Which lines contain the word "merepresentasikan"? Return each of them as written.

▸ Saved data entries
* * * * * * * * *
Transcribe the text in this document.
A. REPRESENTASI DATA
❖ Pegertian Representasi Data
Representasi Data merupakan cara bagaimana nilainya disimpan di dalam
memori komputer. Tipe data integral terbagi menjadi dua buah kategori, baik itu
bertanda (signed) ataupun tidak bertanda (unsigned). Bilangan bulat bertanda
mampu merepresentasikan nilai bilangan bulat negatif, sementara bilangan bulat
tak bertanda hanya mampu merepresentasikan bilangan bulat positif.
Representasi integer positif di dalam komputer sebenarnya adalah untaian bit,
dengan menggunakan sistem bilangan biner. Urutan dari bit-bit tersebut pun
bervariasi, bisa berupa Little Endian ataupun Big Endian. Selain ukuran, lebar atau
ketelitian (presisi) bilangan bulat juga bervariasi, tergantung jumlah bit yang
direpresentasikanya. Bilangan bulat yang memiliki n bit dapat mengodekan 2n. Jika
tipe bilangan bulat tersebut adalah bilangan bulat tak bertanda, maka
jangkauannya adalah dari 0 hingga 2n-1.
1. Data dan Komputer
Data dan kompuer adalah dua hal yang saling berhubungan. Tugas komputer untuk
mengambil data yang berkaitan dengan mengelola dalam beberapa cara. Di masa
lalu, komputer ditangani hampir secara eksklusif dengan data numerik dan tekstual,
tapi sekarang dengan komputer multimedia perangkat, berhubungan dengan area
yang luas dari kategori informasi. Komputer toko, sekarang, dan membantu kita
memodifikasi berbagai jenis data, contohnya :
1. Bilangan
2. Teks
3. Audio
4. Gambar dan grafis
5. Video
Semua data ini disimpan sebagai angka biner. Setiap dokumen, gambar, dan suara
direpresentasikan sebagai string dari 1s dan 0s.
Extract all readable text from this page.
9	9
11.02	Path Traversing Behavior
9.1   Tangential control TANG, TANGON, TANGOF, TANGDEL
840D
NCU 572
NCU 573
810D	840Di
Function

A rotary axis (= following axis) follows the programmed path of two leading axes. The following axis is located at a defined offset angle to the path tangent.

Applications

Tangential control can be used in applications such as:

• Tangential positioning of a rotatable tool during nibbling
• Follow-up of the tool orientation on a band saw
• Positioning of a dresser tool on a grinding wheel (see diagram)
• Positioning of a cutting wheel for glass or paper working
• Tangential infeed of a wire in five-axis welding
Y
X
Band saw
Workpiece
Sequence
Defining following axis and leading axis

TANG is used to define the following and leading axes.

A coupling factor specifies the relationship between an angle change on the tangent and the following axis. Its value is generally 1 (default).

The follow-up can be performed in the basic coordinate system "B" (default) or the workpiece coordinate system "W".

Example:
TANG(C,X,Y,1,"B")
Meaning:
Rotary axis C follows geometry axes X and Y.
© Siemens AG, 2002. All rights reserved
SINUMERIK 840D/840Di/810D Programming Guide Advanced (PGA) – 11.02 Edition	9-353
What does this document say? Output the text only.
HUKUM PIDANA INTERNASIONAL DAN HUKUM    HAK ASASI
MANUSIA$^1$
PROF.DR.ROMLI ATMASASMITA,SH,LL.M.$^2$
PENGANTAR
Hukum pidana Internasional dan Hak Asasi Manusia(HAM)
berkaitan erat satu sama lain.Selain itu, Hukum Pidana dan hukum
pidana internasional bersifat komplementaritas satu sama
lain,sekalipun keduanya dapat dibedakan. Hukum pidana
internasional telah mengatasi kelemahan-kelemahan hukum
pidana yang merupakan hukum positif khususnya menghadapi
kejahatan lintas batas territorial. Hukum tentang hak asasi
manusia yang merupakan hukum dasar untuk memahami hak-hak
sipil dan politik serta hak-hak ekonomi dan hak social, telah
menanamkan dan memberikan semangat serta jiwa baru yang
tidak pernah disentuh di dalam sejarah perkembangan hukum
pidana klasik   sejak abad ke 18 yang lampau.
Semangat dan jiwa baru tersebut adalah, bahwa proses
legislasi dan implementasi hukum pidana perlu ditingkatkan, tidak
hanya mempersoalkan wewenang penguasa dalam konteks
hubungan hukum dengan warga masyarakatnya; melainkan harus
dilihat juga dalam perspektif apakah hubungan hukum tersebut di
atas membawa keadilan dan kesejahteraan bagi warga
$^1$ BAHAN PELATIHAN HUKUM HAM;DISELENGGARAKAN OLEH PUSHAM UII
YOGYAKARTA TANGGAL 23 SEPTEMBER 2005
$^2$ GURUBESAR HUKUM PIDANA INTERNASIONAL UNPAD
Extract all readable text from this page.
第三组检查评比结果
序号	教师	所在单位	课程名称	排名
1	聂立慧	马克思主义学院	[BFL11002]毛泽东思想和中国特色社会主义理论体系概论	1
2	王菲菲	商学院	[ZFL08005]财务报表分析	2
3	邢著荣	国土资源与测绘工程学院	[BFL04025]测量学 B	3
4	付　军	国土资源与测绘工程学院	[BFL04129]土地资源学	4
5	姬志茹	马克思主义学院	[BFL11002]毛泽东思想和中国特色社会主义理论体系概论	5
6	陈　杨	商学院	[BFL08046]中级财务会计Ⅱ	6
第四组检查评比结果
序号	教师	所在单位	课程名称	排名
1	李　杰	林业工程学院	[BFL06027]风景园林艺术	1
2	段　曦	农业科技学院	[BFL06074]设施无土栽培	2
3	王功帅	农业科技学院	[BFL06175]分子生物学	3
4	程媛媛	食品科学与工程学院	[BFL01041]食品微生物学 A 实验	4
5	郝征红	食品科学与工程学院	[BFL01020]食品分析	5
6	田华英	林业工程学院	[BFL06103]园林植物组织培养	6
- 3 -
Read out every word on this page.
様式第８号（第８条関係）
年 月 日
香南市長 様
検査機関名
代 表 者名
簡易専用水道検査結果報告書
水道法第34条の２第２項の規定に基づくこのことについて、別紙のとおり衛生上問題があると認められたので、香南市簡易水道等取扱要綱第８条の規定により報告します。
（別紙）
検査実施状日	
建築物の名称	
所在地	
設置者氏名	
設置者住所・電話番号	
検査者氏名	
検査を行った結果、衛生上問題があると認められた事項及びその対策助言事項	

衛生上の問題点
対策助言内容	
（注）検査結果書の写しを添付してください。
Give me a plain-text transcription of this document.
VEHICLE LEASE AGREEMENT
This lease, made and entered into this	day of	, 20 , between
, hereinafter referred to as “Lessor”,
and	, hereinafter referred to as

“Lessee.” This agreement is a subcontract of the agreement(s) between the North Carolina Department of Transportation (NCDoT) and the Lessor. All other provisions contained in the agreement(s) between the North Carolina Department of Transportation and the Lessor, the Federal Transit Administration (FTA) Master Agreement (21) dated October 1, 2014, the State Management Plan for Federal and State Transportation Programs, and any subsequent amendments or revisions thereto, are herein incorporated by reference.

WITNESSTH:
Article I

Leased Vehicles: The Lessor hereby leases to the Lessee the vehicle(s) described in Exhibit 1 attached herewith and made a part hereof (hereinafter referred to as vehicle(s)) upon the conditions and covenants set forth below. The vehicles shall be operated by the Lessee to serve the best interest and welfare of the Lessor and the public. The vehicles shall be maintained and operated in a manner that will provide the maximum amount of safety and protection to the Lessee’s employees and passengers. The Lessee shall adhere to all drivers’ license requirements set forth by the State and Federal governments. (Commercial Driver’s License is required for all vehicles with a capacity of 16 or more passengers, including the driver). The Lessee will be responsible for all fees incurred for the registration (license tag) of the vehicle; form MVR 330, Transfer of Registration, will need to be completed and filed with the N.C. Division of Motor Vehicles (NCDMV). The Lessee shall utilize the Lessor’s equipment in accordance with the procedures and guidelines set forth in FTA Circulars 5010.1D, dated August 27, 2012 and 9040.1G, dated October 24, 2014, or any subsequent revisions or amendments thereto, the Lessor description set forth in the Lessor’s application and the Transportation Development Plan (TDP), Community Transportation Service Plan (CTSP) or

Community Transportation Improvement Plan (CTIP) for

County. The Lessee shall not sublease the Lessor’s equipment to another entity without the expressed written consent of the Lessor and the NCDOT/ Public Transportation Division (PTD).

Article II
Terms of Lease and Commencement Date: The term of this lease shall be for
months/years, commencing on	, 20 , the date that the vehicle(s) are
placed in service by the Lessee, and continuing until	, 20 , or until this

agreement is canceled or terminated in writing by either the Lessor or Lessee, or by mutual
* * * * * * * * *
▸ Result of this exercise
mampu merepresentasikan nilai bilangan bulat negatif, sementara bilangan bulat
tak bertanda hanya mampu merepresentasikan bilangan bulat positif.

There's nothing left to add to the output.